- [GIVEN EXERCISE]:
Below is a block of records; repeat each one exactly.

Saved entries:
===============

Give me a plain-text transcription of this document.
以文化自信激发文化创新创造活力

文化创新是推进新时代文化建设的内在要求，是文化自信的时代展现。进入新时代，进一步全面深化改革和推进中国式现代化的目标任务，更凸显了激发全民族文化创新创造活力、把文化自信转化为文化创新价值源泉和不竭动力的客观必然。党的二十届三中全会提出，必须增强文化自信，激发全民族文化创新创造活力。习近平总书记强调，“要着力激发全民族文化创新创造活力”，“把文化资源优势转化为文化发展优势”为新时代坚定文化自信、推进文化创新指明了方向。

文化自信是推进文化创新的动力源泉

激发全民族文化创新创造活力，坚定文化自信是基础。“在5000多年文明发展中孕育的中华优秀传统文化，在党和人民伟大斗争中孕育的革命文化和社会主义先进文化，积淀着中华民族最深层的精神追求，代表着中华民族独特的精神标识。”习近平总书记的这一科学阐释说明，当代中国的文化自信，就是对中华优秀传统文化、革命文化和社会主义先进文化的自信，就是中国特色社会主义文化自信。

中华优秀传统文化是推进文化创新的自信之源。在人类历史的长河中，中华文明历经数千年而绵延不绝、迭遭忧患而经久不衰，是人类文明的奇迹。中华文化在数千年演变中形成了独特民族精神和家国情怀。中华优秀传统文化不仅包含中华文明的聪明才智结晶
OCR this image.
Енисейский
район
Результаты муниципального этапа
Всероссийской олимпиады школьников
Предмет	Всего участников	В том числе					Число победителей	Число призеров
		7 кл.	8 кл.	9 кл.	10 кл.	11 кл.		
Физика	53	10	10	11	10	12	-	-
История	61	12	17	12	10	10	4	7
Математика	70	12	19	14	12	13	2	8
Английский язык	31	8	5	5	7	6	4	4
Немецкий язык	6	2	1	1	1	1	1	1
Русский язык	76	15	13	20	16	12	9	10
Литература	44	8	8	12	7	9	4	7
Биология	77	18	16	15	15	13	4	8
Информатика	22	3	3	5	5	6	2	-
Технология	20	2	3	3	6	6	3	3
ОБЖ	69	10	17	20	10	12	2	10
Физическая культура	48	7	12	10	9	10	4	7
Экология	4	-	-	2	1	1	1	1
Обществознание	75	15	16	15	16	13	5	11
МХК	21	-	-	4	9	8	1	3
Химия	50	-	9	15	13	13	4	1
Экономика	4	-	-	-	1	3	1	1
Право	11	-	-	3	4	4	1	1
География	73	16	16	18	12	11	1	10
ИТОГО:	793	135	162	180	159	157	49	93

===============

- [TASK OUTPUT]:
Give me a plain-text transcription of this document.
以文化自信激发文化创新创造活力

文化创新是推进新时代文化建设的内在要求，是文化自信的时代展现。进入新时代，进一步全面深化改革和推进中国式现代化的目标任务，更凸显了激发全民族文化创新创造活力、把文化自信转化为文化创新价值源泉和不竭动力的客观必然。党的二十届三中全会提出，必须增强文化自信，激发全民族文化创新创造活力。习近平总书记强调，“要着力激发全民族文化创新创造活力”，“把文化资源优势转化为文化发展优势”为新时代坚定文化自信、推进文化创新指明了方向。

文化自信是推进文化创新的动力源泉

激发全民族文化创新创造活力，坚定文化自信是基础。“在5000多年文明发展中孕育的中华优秀传统文化，在党和人民伟大斗争中孕育的革命文化和社会主义先进文化，积淀着中华民族最深层的精神追求，代表着中华民族独特的精神标识。”习近平总书记的这一科学阐释说明，当代中国的文化自信，就是对中华优秀传统文化、革命文化和社会主义先进文化的自信，就是中国特色社会主义文化自信。

中华优秀传统文化是推进文化创新的自信之源。在人类历史的长河中，中华文明历经数千年而绵延不绝、迭遭忧患而经久不衰，是人类文明的奇迹。中华文化在数千年演变中形成了独特民族精神和家国情怀。中华优秀传统文化不仅包含中华文明的聪明才智结晶
OCR this image.
Енисейский
район
Результаты муниципального этапа
Всероссийской олимпиады школьников
Предмет	Всего участников	В том числе					Число победителей	Число призеров
		7 кл.	8 кл.	9 кл.	10 кл.	11 кл.		
Физика	53	10	10	11	10	12	-	-
История	61	12	17	12	10	10	4	7
Математика	70	12	19	14	12	13	2	8
Английский язык	31	8	5	5	7	6	4	4
Немецкий язык	6	2	1	1	1	1	1	1
Русский язык	76	15	13	20	16	12	9	10
Литература	44	8	8	12	7	9	4	7
Биология	77	18	16	15	15	13	4	8
Информатика	22	3	3	5	5	6	2	-
Технология	20	2	3	3	6	6	3	3
ОБЖ	69	10	17	20	10	12	2	10
Физическая культура	48	7	12	10	9	10	4	7
Экология	4	-	-	2	1	1	1	1
Обществознание	75	15	16	15	16	13	5	11
МХК	21	-	-	4	9	8	1	3
Химия	50	-	9	15	13	13	4	1
Экономика	4	-	-	-	1	3	1	1
Право	11	-	-	3	4	4	1	1
География	73	16	16	18	12	11	1	10
ИТОГО:	793	135	162	180	159	157	49	93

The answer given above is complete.